--- SHORT EXERCISE ---
Copy the records below, from the line containing "Output the text content of this document." through the last line; leave out pictures.

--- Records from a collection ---
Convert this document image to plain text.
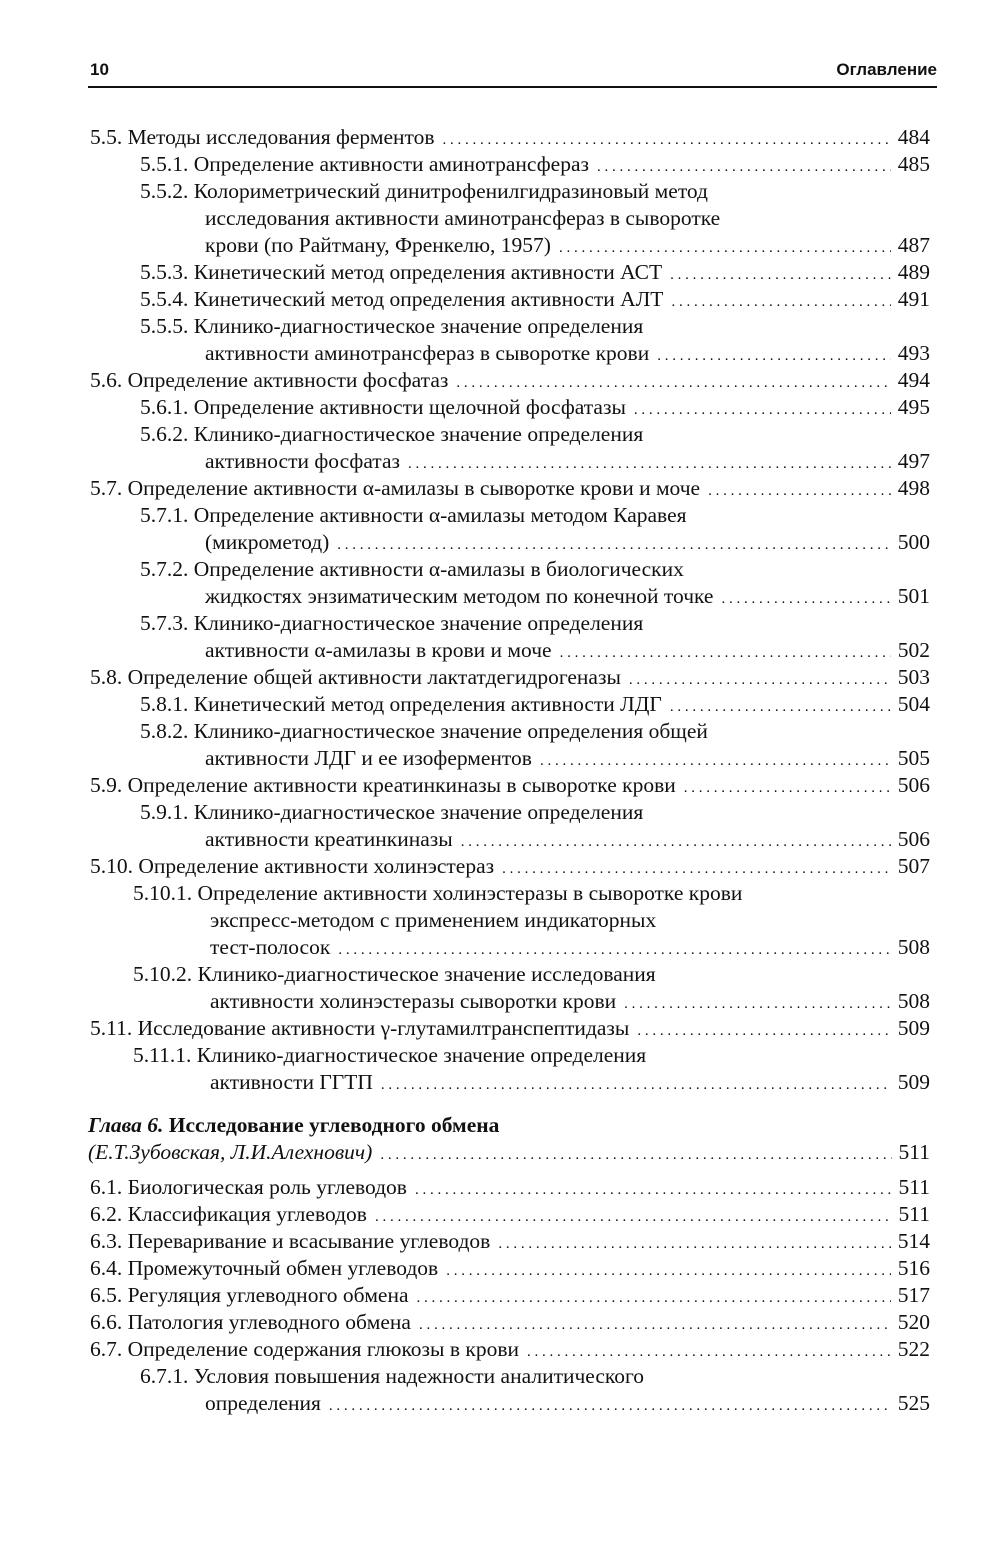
10	Оглавление
5.5. Методы исследования ферментов . . .	484
5.5.1. Определение активности аминотрансфераз . . .	485
5.5.2. Колориметрический динитрофенилгидразиновый метод
исследования активности аминотрансфераз в сыворотке
крови (по Райтману, Френкелю, 1957) . . .	487
5.5.3. Кинетический метод определения активности АСТ . . .	489
5.5.4. Кинетический метод определения активности АЛТ . . .	491
5.5.5. Клинико-диагностическое значение определения
активности аминотрансфераз в сыворотке крови . . .	493
5.6. Определение активности фосфатаз . . .	494
5.6.1. Определение активности щелочной фосфатазы . . .	495
5.6.2. Клинико-диагностическое значение определения
активности фосфатаз . . .	497
5.7. Определение активности α-амилазы в сыворотке крови и моче . . .	498
5.7.1. Определение активности α-амилазы методом Каравея
(микрометод) . . .	500
5.7.2. Определение активности α-амилазы в биологических
жидкостях энзиматическим методом по конечной точке . . .	501
5.7.3. Клинико-диагностическое значение определения
активности α-амилазы в крови и моче . . .	502
5.8. Определение общей активности лактатдегидрогеназы . . .	503
5.8.1. Кинетический метод определения активности ЛДГ . . .	504
5.8.2. Клинико-диагностическое значение определения общей
активности ЛДГ и ее изоферментов . . .	505
5.9. Определение активности креатинкиназы в сыворотке крови . . .	506
5.9.1. Клинико-диагностическое значение определения
активности креатинкиназы . . .	506
5.10. Определение активности холинэстераз . . .	507
5.10.1. Определение активности холинэстеразы в сыворотке крови
экспресс-методом с применением индикаторных
тест-полосок . . .	508
5.10.2. Клинико-диагностическое значение исследования
активности холинэстеразы сыворотки крови . . .	508
5.11. Исследование активности γ-глутамилтранспептидазы . . .	509
5.11.1. Клинико-диагностическое значение определения
активности ГГТП . . .	509
Глава 6. Исследование углеводного обмена
(Е.Т.Зубовская, Л.И.Алехнович) . . .	511
6.1. Биологическая роль углеводов . . .	511
6.2. Классификация углеводов . . .	511
6.3. Переваривание и всасывание углеводов . . .	514
6.4. Промежуточный обмен углеводов . . .	516
6.5. Регуляция углеводного обмена . . .	517
6.6. Патология углеводного обмена . . .	520
6.7. Определение содержания глюкозы в крови . . .	522
6.7.1. Условия повышения надежности аналитического
определения . . .	525
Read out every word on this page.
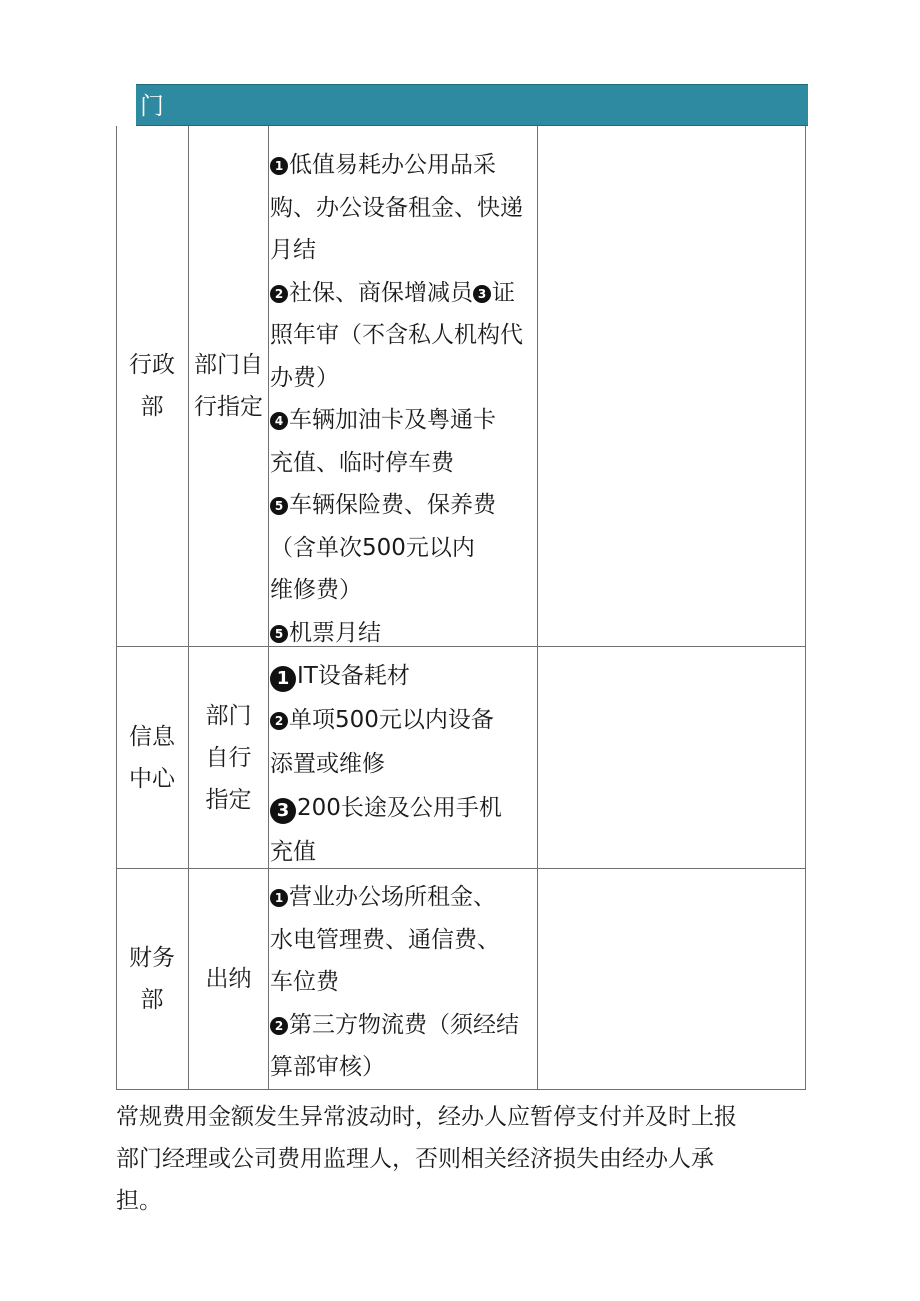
门
行政
部
部门自
行指定
1 低值易耗办公用品采
购、办公设备租金、快递
月结
2 社保、商保增减员 3 证
照年审（不含私人机构代
办费）
4 车辆加油卡及粤通卡
充值、临时停车费
5 车辆保险费、保养费
（含单次500元以内
维修费）
5 机票月结
信息
中心
部门
自行
指定
1 IT设备耗材
2 单项500元以内设备
添置或维修
3 200长途及公用手机
充值
财务
部
出纳
1 营业办公场所租金、
水电管理费、通信费、
车位费
2 第三方物流费（须经结
算部审核）
常规费用金额发生异常波动时，经办人应暂停支付并及时上报
部门经理或公司费用监理人，否则相关经济损失由经办人承
担。
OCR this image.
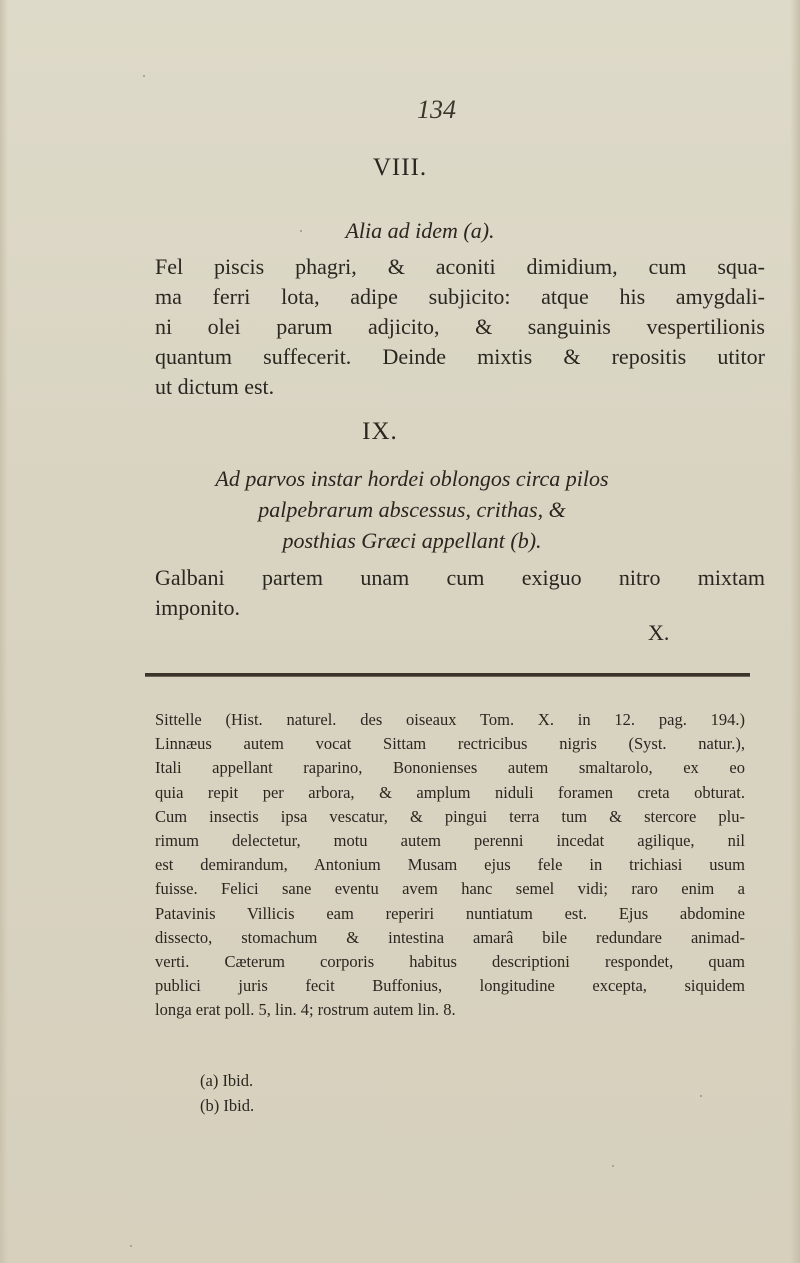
134
VIII.
Alia ad idem (a).
Fel piscis phagri, & aconiti dimidium, cum squa-
ma ferri lota, adipe subjicito: atque his amygdali-
ni olei parum adjicito, & sanguinis vespertilionis
quantum suffecerit. Deinde mixtis & repositis utitor
ut dictum est.
IX.
Ad parvos instar hordei oblongos circa pilos
palpebrarum abscessus, crithas, &
posthias Græci appellant (b).
Galbani partem unam cum exiguo nitro mixtam
imponito.
X.
Sittelle (Hist. naturel. des oiseaux Tom. X. in 12. pag. 194.)
Linnæus autem vocat Sittam rectricibus nigris (Syst. natur.),
Itali appellant raparino, Bononienses autem smaltarolo, ex eo
quia repit per arbora, & amplum niduli foramen creta obturat.
Cum insectis ipsa vescatur, & pingui terra tum & stercore plu-
rimum delectetur, motu autem perenni incedat agilique, nil
est demirandum, Antonium Musam ejus fele in trichiasi usum
fuisse. Felici sane eventu avem hanc semel vidi; raro enim a
Patavinis Villicis eam reperiri nuntiatum est. Ejus abdomine
dissecto, stomachum & intestina amarâ bile redundare animad-
verti. Cæterum corporis habitus descriptioni respondet, quam
publici juris fecit Buffonius, longitudine excepta, siquidem
longa erat poll. 5, lin. 4; rostrum autem lin. 8.
(a) Ibid.
(b) Ibid.
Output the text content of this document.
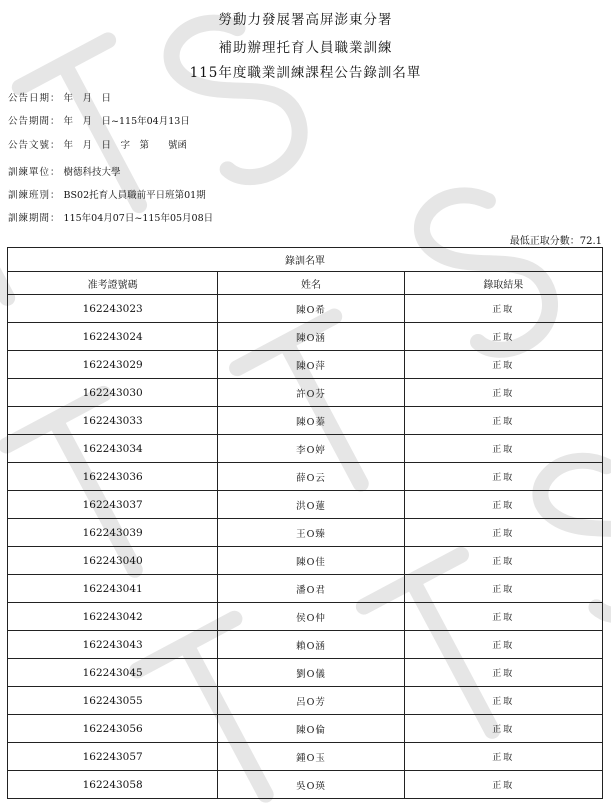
勞動力發展署高屏澎東分署
補助辦理托育人員職業訓練
115年度職業訓練課程公告錄訓名單
公告日期： 年　月　日
公告期間： 年　月　日~115年04月13日
公告文號： 年　月　日　字　第　　號函
訓練單位： 樹德科技大學
訓練班別： BS02托育人員職前平日班第01期
訓練期間： 115年04月07日~115年05月08日
最低正取分數：72.1
錄訓名單		
准考證號碼	姓名	錄取結果
162243023	陳O希	正取
162243024	陳O涵	正取
162243029	陳O萍	正取
162243030	許O芬	正取
162243033	陳O蓁	正取
162243034	李O婷	正取
162243036	薛O云	正取
162243037	洪O蓮	正取
162243039	王O臻	正取
162243040	陳O佳	正取
162243041	潘O君	正取
162243042	侯O仲	正取
162243043	賴O涵	正取
162243045	劉O儀	正取
162243055	呂O芳	正取
162243056	陳O倫	正取
162243057	鍾O玉	正取
162243058	吳O瑛	正取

--- ANSWER IN FULL ---
Output the text content of this document.
勞動力發展署高屏澎東分署
補助辦理托育人員職業訓練
115年度職業訓練課程公告錄訓名單
公告日期： 年　月　日
公告期間： 年　月　日~115年04月13日
公告文號： 年　月　日　字　第　　號函
訓練單位： 樹德科技大學
訓練班別： BS02托育人員職前平日班第01期
訓練期間： 115年04月07日~115年05月08日
最低正取分數：72.1
錄訓名單		
准考證號碼	姓名	錄取結果
162243023	陳O希	正取
162243024	陳O涵	正取
162243029	陳O萍	正取
162243030	許O芬	正取
162243033	陳O蓁	正取
162243034	李O婷	正取
162243036	薛O云	正取
162243037	洪O蓮	正取
162243039	王O臻	正取
162243040	陳O佳	正取
162243041	潘O君	正取
162243042	侯O仲	正取
162243043	賴O涵	正取
162243045	劉O儀	正取
162243055	呂O芳	正取
162243056	陳O倫	正取
162243057	鍾O玉	正取
162243058	吳O瑛	正取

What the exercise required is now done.